──────── Material ────────
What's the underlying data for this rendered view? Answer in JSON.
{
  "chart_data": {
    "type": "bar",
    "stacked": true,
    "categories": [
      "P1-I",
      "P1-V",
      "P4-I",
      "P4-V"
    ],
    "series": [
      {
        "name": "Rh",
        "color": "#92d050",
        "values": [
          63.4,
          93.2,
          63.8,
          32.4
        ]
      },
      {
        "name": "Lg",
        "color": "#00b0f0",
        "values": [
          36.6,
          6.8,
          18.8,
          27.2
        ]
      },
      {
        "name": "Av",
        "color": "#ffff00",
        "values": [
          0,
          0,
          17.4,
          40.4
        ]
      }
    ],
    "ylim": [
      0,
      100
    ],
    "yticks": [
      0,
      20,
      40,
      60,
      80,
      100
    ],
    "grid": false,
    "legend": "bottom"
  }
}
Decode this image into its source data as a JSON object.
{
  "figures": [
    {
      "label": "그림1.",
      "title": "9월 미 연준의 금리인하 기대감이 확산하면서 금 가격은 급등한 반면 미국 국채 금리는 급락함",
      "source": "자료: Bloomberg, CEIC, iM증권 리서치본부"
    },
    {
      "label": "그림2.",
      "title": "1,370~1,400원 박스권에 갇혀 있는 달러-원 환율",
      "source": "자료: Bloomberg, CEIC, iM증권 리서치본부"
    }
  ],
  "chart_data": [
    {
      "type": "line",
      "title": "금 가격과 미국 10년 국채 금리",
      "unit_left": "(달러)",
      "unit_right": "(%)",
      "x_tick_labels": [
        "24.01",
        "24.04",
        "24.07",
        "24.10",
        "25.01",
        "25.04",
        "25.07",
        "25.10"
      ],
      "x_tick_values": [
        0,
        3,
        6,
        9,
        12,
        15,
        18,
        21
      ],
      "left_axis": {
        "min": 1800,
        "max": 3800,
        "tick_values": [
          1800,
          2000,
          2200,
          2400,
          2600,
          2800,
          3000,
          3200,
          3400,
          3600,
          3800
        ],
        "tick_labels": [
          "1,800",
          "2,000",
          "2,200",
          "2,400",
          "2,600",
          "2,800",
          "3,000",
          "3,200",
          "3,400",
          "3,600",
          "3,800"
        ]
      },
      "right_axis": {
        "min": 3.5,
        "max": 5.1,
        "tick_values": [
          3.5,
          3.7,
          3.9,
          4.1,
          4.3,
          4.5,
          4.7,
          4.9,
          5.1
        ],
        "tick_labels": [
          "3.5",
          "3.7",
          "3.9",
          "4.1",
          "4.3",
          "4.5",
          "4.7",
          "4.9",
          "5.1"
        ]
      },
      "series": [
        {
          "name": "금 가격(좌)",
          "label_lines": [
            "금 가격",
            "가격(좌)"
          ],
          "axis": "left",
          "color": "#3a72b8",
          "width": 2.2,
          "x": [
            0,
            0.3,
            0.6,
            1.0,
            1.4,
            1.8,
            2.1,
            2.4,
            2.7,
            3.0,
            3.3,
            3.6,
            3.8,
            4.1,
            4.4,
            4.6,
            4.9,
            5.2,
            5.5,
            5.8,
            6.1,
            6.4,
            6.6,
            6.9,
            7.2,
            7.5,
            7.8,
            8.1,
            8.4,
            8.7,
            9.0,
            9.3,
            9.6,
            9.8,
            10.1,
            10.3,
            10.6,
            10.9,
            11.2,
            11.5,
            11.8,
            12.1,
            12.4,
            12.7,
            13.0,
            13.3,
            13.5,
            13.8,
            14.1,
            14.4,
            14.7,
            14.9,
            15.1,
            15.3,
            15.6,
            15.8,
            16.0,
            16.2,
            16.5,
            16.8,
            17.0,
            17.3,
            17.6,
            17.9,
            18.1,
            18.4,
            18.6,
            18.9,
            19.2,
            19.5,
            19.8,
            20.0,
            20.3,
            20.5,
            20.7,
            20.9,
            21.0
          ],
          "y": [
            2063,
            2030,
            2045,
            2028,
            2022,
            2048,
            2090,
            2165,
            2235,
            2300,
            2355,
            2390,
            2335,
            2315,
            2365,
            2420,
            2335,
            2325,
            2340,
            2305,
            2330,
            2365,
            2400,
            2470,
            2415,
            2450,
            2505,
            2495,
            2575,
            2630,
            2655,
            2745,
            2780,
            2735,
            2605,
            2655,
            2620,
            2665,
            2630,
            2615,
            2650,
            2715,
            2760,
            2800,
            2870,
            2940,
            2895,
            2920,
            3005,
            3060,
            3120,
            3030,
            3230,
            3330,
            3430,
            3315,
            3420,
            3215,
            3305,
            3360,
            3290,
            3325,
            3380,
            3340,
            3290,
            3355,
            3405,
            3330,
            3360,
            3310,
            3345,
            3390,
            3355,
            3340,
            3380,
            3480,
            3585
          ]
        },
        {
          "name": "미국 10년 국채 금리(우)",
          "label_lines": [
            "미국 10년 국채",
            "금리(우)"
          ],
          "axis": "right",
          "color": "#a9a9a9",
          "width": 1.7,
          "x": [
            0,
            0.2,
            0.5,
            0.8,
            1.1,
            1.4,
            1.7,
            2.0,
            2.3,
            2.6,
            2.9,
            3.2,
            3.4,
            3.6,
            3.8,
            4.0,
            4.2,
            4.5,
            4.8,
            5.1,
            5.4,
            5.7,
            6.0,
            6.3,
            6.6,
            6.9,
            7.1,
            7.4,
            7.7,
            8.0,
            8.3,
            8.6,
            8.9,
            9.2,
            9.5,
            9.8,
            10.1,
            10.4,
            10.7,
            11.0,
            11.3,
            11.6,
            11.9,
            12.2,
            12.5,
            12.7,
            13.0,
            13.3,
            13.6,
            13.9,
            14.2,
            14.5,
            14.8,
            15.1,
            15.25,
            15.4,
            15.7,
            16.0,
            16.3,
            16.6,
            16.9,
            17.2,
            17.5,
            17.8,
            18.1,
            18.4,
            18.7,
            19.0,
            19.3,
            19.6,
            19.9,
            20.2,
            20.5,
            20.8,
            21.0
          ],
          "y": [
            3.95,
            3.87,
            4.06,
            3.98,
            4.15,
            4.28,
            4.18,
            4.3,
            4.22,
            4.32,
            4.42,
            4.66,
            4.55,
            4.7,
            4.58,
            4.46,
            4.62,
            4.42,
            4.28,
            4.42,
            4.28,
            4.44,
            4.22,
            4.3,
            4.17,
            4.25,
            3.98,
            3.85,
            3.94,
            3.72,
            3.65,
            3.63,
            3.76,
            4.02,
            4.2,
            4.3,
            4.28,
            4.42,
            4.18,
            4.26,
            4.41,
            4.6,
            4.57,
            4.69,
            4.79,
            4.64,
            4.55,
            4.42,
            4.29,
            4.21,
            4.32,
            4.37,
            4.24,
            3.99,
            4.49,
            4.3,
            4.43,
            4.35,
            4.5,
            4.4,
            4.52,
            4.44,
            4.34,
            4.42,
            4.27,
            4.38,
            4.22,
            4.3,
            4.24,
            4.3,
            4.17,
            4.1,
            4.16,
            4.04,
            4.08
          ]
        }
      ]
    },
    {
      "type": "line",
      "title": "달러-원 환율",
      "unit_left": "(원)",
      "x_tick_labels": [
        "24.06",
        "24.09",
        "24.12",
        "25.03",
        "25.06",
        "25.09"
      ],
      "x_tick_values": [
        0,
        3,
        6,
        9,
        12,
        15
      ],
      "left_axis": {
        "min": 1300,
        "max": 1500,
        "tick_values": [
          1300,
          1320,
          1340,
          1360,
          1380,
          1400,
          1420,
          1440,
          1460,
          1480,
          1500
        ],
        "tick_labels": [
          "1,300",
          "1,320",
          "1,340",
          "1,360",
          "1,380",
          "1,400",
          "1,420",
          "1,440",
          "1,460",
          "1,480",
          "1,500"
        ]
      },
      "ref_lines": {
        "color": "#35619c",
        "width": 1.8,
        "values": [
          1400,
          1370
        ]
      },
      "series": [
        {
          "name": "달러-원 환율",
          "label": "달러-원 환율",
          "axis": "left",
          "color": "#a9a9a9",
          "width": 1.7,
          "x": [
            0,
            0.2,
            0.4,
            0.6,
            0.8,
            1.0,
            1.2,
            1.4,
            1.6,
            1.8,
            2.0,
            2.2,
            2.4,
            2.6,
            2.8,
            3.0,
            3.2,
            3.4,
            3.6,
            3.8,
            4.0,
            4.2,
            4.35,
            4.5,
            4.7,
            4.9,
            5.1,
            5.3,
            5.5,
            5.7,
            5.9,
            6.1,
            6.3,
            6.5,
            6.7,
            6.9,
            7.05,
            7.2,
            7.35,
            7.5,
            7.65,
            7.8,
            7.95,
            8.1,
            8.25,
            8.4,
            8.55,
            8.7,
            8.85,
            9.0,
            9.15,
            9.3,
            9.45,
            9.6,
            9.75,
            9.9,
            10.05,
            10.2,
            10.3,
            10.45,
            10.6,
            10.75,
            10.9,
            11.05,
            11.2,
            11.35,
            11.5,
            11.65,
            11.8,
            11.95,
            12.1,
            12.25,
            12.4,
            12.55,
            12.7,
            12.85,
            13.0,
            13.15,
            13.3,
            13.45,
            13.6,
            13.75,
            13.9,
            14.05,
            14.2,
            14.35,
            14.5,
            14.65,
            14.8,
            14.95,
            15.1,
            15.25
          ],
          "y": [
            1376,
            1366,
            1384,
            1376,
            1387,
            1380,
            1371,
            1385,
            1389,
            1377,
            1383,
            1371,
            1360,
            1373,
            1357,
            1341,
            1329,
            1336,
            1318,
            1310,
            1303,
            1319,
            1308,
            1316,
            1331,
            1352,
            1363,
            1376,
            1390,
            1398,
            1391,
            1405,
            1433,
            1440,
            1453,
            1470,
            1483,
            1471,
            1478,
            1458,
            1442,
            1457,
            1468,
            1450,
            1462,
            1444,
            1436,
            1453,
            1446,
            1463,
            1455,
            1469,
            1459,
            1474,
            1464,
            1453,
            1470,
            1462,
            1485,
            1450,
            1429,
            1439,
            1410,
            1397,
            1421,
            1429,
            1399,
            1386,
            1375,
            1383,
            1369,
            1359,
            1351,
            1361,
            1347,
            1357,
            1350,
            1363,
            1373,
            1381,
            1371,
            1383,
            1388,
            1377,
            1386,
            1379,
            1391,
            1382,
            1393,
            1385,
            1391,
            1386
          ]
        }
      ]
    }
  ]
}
────────
● **Your goal**: Look for lines containing the string "color" and copy them all.

● **Written answer**:
        "color": "#92d050",
        "color": "#00b0f0",
        "color": "#ffff00",
          "color": "#3a72b8",
          "color": "#a9a9a9",
        "color": "#35619c",
          "color": "#a9a9a9",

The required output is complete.